Business and Management
Submitted By kro04
Workshop 4 Problems
November 1, 2011
David R. Gray, Ph.D
1. Why are acquisition strategies popular in many firms competing in the global economy?
Because of globalization; deregulation of multiple industries in many different economies and favorable legislation; the number and size of domestic and cross-border acquisitions continues to increase; especially from emerging economies
2. What reasons account for firms’ decisions to use acquisition strategies as a means to achieving strategic competitiveness?
To increase market power; overcome entry barriers to new markets or regions; avoid costs of developing new products and increase the speed of new market entries; reduce the risk of entering a new business; become more diversified; reshape their competitive scope with different portfolio of businesses; and enhance their learning.
3. What are the seven primary problems that affect a firm’s efforts to successfully use an acquisition strategy?

**Provided data**
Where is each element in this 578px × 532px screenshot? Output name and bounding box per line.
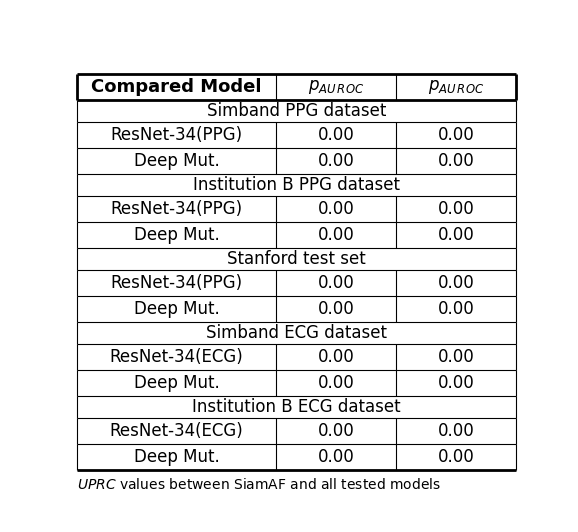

**Given request**
Rewrite the acquisition strategies text from "To increase market" up to and including "enhance their learning.", changing "enhance" to "strengthen".

**Solution for this problem**
To increase market power; overcome entry barriers to new markets or regions; avoid costs of developing new products and increase the speed of new market entries; reduce the risk of entering a new business; become more diversified; reshape their competitive scope with different portfolio of businesses; and strengthen their learning.